→ Records provided:
"""

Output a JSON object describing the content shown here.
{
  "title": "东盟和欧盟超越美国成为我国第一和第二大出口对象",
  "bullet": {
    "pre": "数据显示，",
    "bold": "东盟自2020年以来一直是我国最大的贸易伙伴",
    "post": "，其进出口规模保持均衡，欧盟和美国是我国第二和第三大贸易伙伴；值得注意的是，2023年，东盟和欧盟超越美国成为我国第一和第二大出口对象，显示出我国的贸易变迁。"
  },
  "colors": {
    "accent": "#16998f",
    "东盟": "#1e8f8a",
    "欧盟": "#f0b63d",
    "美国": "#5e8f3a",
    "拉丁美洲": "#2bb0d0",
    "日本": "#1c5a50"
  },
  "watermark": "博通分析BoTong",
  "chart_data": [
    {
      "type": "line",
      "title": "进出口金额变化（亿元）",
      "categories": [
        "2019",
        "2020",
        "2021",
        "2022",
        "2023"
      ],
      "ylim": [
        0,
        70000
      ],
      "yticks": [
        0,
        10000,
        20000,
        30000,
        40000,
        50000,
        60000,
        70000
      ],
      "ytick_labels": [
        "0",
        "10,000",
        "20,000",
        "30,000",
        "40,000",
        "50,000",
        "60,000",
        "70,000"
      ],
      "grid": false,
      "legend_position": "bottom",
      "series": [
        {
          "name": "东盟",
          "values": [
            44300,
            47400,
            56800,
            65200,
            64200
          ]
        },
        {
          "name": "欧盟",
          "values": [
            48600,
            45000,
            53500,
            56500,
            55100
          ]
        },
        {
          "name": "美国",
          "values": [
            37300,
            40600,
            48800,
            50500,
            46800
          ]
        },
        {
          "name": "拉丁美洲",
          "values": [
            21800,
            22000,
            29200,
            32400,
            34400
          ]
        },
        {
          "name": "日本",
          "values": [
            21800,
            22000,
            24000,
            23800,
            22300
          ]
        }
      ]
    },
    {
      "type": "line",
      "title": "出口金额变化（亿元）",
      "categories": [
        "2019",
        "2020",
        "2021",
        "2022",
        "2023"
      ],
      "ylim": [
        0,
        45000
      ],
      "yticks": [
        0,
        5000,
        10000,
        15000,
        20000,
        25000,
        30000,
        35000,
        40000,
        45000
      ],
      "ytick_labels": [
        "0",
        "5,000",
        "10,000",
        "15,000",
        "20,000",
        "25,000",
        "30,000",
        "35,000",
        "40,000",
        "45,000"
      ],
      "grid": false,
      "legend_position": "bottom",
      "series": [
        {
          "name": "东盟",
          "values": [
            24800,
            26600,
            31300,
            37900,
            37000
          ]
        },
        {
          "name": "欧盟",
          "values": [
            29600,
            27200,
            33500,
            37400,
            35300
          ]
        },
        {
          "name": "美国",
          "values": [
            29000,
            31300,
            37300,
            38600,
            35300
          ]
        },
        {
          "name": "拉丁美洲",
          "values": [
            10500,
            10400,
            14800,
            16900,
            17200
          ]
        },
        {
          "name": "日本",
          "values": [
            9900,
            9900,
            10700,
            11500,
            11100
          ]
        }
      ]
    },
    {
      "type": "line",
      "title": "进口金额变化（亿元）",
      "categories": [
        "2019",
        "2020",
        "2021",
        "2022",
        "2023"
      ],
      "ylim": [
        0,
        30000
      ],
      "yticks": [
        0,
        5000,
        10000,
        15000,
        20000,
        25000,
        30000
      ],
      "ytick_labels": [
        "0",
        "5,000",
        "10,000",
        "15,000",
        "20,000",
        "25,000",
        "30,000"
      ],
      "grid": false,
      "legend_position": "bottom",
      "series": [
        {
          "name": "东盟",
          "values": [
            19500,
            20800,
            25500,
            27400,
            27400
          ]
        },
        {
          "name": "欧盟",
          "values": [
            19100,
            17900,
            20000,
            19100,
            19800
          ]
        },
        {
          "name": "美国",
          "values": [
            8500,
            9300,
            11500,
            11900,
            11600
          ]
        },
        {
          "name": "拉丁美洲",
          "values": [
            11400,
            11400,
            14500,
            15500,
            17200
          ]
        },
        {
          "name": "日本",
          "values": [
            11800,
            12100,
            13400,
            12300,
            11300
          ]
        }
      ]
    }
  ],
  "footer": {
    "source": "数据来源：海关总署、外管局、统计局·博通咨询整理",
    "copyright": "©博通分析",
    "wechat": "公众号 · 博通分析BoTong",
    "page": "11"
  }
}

"""

→ Task directions:
Report each line of the material above where the word "title" appears.

→ Reply to the exercise:
  "title": "东盟和欧盟超越美国成为我国第一和第二大出口对象",
      "title": "进出口金额变化（亿元）",
      "title": "出口金额变化（亿元）",
      "title": "进口金额变化（亿元）",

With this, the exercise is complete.